Dataset items:

----------

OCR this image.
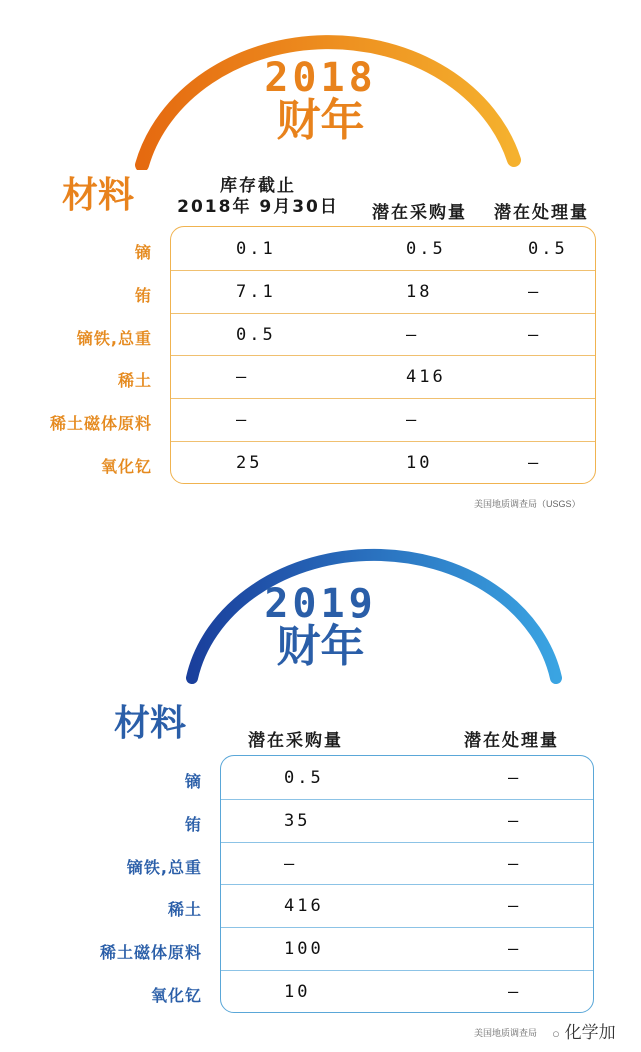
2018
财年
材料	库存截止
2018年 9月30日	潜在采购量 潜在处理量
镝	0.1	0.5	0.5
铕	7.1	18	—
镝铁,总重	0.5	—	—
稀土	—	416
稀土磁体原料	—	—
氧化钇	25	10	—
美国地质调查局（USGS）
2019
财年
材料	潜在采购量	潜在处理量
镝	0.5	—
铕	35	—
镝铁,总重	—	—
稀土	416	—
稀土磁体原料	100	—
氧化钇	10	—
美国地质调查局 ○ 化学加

----------

REQUIRED WORK: What you return should match the records above word for word, minus the pictures.

PROBLEM SOLUTION:
OCR this image.
2018
财年
材料	库存截止
2018年 9月30日	潜在采购量 潜在处理量
镝	0.1	0.5	0.5
铕	7.1	18	—
镝铁,总重	0.5	—	—
稀土	—	416
稀土磁体原料	—	—
氧化钇	25	10	—
美国地质调查局（USGS）
2019
财年
材料	潜在采购量	潜在处理量
镝	0.5	—
铕	35	—
镝铁,总重	—	—
稀土	416	—
稀土磁体原料	100	—
氧化钇	10	—
美国地质调查局 ○ 化学加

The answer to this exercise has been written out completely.